**WHAT TO PRODUCE**
Keep the images out and copy every entry below exactly.

───

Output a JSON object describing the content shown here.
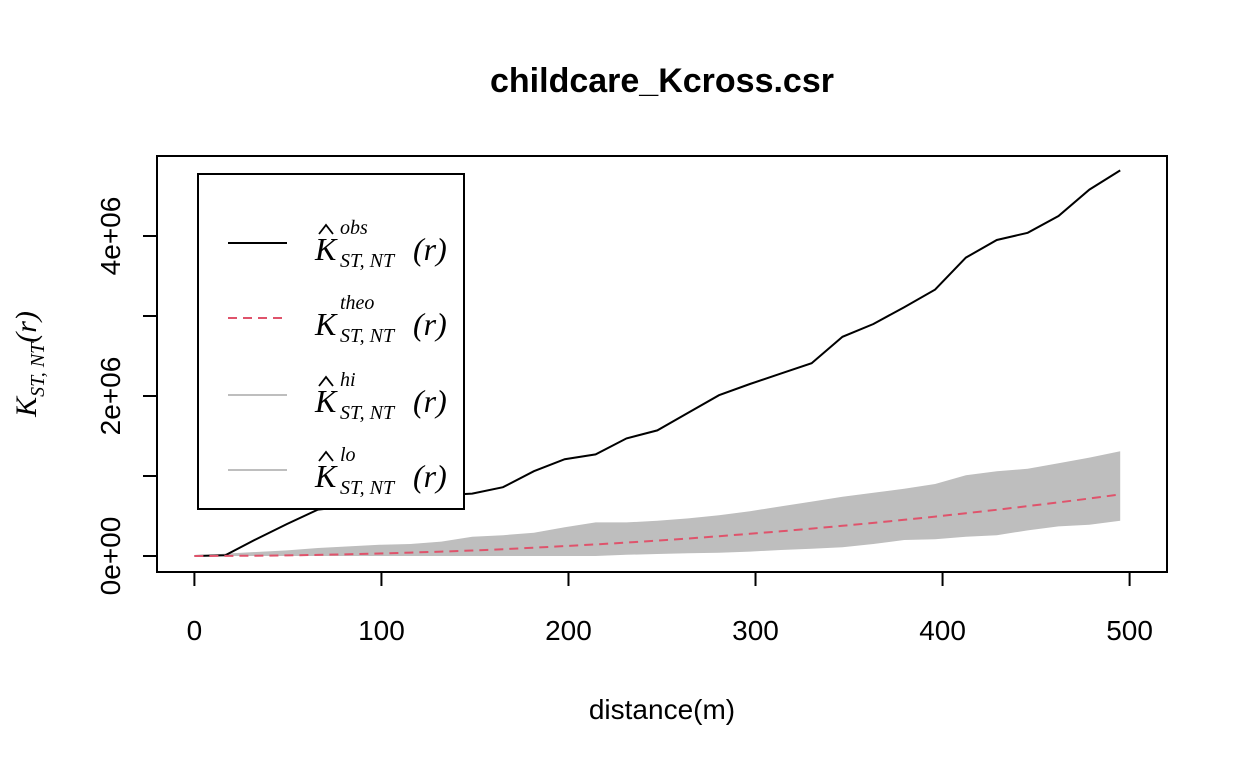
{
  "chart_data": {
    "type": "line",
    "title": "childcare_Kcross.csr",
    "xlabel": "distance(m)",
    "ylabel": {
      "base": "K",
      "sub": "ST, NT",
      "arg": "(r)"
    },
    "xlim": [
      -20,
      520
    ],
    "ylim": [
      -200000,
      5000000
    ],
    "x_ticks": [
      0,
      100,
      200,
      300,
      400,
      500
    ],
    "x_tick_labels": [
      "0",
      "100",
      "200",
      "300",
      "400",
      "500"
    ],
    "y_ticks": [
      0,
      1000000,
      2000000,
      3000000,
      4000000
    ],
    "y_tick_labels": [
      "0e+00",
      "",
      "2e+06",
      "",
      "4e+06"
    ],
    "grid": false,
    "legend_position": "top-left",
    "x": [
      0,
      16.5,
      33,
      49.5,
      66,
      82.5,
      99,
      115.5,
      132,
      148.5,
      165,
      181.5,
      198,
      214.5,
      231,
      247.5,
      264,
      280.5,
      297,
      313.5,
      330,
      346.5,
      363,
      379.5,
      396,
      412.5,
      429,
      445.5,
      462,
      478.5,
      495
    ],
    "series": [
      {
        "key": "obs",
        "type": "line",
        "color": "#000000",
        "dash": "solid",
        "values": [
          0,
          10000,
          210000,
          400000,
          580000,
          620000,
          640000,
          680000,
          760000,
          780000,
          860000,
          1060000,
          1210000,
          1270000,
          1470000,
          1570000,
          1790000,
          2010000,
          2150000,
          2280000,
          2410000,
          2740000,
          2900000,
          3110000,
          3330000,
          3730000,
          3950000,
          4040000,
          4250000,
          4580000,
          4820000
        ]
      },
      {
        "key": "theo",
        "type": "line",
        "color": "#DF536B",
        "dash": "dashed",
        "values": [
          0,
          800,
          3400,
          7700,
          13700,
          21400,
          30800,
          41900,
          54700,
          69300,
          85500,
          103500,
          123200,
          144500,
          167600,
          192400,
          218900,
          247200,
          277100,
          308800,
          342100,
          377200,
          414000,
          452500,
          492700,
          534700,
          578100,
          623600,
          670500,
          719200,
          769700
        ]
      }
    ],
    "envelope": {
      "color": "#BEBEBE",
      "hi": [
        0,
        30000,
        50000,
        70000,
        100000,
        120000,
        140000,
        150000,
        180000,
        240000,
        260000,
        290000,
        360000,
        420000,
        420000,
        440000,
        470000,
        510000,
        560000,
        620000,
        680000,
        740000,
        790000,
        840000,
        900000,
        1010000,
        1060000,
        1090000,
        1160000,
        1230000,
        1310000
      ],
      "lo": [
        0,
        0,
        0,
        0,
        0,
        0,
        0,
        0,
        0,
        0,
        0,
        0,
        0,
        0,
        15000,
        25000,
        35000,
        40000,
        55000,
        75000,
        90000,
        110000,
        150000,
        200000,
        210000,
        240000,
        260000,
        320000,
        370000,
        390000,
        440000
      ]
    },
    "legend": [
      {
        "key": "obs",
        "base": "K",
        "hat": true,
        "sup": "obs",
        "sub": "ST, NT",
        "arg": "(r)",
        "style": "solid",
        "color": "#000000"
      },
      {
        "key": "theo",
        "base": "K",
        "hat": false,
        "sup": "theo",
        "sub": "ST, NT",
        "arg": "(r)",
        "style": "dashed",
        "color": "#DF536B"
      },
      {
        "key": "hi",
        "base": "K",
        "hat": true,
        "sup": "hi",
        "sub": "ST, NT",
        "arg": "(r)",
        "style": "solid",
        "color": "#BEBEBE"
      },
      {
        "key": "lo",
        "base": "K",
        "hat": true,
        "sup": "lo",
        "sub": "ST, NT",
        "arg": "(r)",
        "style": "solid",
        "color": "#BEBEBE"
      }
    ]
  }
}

───

**ANSWER TO THIS PROBLEM**
Output a JSON object describing the content shown here.
{
  "chart_data": {
    "type": "line",
    "title": "childcare_Kcross.csr",
    "xlabel": "distance(m)",
    "ylabel": {
      "base": "K",
      "sub": "ST, NT",
      "arg": "(r)"
    },
    "xlim": [
      -20,
      520
    ],
    "ylim": [
      -200000,
      5000000
    ],
    "x_ticks": [
      0,
      100,
      200,
      300,
      400,
      500
    ],
    "x_tick_labels": [
      "0",
      "100",
      "200",
      "300",
      "400",
      "500"
    ],
    "y_ticks": [
      0,
      1000000,
      2000000,
      3000000,
      4000000
    ],
    "y_tick_labels": [
      "0e+00",
      "",
      "2e+06",
      "",
      "4e+06"
    ],
    "grid": false,
    "legend_position": "top-left",
    "x": [
      0,
      16.5,
      33,
      49.5,
      66,
      82.5,
      99,
      115.5,
      132,
      148.5,
      165,
      181.5,
      198,
      214.5,
      231,
      247.5,
      264,
      280.5,
      297,
      313.5,
      330,
      346.5,
      363,
      379.5,
      396,
      412.5,
      429,
      445.5,
      462,
      478.5,
      495
    ],
    "series": [
      {
        "key": "obs",
        "type": "line",
        "color": "#000000",
        "dash": "solid",
        "values": [
          0,
          10000,
          210000,
          400000,
          580000,
          620000,
          640000,
          680000,
          760000,
          780000,
          860000,
          1060000,
          1210000,
          1270000,
          1470000,
          1570000,
          1790000,
          2010000,
          2150000,
          2280000,
          2410000,
          2740000,
          2900000,
          3110000,
          3330000,
          3730000,
          3950000,
          4040000,
          4250000,
          4580000,
          4820000
        ]
      },
      {
        "key": "theo",
        "type": "line",
        "color": "#DF536B",
        "dash": "dashed",
        "values": [
          0,
          800,
          3400,
          7700,
          13700,
          21400,
          30800,
          41900,
          54700,
          69300,
          85500,
          103500,
          123200,
          144500,
          167600,
          192400,
          218900,
          247200,
          277100,
          308800,
          342100,
          377200,
          414000,
          452500,
          492700,
          534700,
          578100,
          623600,
          670500,
          719200,
          769700
        ]
      }
    ],
    "envelope": {
      "color": "#BEBEBE",
      "hi": [
        0,
        30000,
        50000,
        70000,
        100000,
        120000,
        140000,
        150000,
        180000,
        240000,
        260000,
        290000,
        360000,
        420000,
        420000,
        440000,
        470000,
        510000,
        560000,
        620000,
        680000,
        740000,
        790000,
        840000,
        900000,
        1010000,
        1060000,
        1090000,
        1160000,
        1230000,
        1310000
      ],
      "lo": [
        0,
        0,
        0,
        0,
        0,
        0,
        0,
        0,
        0,
        0,
        0,
        0,
        0,
        0,
        15000,
        25000,
        35000,
        40000,
        55000,
        75000,
        90000,
        110000,
        150000,
        200000,
        210000,
        240000,
        260000,
        320000,
        370000,
        390000,
        440000
      ]
    },
    "legend": [
      {
        "key": "obs",
        "base": "K",
        "hat": true,
        "sup": "obs",
        "sub": "ST, NT",
        "arg": "(r)",
        "style": "solid",
        "color": "#000000"
      },
      {
        "key": "theo",
        "base": "K",
        "hat": false,
        "sup": "theo",
        "sub": "ST, NT",
        "arg": "(r)",
        "style": "dashed",
        "color": "#DF536B"
      },
      {
        "key": "hi",
        "base": "K",
        "hat": true,
        "sup": "hi",
        "sub": "ST, NT",
        "arg": "(r)",
        "style": "solid",
        "color": "#BEBEBE"
      },
      {
        "key": "lo",
        "base": "K",
        "hat": true,
        "sup": "lo",
        "sub": "ST, NT",
        "arg": "(r)",
        "style": "solid",
        "color": "#BEBEBE"
      }
    ]
  }
}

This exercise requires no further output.